## begin
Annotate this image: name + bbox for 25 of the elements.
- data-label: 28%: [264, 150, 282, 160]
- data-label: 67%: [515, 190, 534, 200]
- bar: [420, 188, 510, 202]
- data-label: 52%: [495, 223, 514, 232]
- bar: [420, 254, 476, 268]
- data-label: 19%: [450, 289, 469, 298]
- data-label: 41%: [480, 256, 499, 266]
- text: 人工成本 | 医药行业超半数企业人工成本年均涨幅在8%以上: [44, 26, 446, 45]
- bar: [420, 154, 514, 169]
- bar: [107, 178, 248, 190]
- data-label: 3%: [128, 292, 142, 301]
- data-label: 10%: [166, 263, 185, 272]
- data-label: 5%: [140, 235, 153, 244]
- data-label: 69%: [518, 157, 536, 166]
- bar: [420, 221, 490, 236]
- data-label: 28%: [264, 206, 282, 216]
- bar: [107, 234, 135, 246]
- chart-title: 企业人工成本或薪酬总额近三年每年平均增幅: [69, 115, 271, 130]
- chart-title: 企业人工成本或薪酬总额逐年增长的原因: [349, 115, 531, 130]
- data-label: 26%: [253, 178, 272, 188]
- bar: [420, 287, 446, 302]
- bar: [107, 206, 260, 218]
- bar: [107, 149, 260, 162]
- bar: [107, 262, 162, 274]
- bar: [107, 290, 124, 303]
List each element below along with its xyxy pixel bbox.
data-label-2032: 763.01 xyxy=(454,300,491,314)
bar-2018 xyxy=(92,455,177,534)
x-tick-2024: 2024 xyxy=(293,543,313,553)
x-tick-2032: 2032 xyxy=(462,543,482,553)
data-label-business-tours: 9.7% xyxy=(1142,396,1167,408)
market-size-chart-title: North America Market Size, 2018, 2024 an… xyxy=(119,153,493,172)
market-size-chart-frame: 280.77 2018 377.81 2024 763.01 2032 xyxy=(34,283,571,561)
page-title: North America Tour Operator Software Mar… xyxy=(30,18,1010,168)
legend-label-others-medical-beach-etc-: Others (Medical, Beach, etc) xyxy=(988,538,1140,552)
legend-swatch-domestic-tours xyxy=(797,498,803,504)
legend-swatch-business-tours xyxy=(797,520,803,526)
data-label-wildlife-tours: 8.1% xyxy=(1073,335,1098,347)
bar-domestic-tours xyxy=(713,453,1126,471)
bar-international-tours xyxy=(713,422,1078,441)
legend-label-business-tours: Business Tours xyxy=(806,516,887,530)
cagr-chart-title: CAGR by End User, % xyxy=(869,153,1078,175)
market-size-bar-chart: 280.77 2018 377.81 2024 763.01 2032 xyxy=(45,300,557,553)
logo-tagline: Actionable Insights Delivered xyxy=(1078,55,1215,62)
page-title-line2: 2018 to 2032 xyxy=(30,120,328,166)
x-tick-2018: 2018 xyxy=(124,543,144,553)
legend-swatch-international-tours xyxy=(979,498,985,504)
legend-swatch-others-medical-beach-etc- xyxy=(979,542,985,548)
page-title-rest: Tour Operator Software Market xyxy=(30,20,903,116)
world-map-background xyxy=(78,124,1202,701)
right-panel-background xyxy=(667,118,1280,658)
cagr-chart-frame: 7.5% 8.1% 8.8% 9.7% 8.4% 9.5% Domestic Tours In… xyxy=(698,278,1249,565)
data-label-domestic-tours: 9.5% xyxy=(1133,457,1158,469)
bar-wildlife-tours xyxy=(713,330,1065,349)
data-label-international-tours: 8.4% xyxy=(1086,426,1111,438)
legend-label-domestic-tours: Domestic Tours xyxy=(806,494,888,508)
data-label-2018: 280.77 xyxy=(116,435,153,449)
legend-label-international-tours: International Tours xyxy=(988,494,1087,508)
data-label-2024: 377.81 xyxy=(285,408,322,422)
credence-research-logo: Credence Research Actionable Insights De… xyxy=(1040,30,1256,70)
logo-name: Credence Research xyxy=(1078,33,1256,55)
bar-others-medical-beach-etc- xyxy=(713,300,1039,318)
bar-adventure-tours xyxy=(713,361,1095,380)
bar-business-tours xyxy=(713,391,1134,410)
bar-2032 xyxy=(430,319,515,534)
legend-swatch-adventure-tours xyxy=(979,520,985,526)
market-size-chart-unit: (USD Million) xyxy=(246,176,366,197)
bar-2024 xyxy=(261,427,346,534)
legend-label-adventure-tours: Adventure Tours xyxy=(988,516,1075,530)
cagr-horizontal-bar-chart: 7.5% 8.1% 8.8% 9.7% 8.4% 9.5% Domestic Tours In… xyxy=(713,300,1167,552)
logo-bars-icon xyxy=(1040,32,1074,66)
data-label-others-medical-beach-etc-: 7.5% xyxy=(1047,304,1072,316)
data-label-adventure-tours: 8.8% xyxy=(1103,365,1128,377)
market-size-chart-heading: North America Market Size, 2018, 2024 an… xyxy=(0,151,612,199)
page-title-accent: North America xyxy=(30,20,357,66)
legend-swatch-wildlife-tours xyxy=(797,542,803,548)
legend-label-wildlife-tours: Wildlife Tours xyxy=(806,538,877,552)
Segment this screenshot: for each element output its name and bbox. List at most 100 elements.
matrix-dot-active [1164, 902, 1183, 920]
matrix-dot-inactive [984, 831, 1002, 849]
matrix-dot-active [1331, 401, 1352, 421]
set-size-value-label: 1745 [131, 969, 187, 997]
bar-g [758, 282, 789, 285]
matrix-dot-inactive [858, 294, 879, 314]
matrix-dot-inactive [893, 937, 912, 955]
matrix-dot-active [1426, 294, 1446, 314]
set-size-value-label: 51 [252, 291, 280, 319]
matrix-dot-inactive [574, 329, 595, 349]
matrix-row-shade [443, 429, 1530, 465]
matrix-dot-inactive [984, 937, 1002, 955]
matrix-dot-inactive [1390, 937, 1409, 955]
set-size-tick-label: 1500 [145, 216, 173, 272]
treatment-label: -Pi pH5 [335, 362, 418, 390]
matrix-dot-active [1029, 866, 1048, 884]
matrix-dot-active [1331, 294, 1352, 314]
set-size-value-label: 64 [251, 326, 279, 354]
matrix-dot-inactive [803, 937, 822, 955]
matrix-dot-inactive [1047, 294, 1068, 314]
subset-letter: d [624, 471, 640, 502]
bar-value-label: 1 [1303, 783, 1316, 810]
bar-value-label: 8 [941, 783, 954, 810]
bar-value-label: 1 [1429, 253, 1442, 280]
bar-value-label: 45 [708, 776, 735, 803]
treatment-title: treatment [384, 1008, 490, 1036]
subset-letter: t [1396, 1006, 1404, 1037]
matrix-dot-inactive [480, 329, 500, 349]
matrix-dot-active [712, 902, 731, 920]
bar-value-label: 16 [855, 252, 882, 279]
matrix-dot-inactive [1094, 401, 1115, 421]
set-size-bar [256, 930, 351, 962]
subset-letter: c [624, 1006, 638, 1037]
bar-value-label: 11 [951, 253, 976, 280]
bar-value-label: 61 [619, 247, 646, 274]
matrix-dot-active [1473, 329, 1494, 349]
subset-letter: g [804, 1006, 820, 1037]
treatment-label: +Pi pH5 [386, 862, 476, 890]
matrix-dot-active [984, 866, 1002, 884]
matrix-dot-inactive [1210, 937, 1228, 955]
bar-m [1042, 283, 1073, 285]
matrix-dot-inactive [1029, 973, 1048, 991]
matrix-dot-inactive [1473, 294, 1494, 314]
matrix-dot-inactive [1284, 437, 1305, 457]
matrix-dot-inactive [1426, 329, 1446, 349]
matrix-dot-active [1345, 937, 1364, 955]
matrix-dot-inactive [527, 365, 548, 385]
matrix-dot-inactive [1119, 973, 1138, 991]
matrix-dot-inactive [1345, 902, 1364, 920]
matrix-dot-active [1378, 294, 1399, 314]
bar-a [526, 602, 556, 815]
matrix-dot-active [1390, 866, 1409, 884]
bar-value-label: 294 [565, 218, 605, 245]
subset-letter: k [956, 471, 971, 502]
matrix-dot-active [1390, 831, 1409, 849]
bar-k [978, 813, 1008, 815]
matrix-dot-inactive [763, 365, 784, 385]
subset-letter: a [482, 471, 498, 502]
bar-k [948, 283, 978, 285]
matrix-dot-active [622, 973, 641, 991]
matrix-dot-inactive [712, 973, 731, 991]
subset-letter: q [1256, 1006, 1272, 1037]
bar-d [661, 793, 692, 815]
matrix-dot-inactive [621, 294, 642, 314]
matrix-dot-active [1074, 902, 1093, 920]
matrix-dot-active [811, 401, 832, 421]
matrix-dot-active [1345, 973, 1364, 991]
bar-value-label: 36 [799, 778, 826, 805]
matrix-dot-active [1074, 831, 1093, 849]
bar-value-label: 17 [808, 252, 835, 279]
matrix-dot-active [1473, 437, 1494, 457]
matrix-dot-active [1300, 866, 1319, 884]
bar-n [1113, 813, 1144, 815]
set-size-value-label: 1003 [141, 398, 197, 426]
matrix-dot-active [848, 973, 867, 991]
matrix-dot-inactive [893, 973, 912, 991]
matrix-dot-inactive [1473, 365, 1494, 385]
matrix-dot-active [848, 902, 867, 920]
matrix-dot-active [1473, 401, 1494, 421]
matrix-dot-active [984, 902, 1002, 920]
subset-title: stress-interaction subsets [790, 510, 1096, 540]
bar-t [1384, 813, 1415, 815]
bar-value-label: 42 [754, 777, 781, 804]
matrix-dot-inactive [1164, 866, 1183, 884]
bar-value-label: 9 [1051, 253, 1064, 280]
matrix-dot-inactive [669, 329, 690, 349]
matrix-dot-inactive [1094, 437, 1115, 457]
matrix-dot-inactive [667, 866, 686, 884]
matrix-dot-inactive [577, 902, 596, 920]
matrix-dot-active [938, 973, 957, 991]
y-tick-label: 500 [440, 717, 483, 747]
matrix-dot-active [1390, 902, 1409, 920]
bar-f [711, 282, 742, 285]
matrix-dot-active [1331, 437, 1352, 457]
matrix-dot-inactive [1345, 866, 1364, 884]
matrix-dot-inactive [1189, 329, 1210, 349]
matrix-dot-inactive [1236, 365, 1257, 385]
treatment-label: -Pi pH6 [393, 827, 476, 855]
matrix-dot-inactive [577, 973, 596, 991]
## end
Rewrite the listing from its first line through the line with "- bar: [420, 154, 514, 169]", swapping "data-label" for "value-label" wherever it occurs and keeping everything else unchanged.

Annotate this image: name + bbox for 25 of the elements.
- value-label: 28%: [264, 150, 282, 160]
- value-label: 67%: [515, 190, 534, 200]
- bar: [420, 188, 510, 202]
- value-label: 52%: [495, 223, 514, 232]
- bar: [420, 254, 476, 268]
- value-label: 19%: [450, 289, 469, 298]
- value-label: 41%: [480, 256, 499, 266]
- text: 人工成本 | 医药行业超半数企业人工成本年均涨幅在8%以上: [44, 26, 446, 45]
- bar: [420, 154, 514, 169]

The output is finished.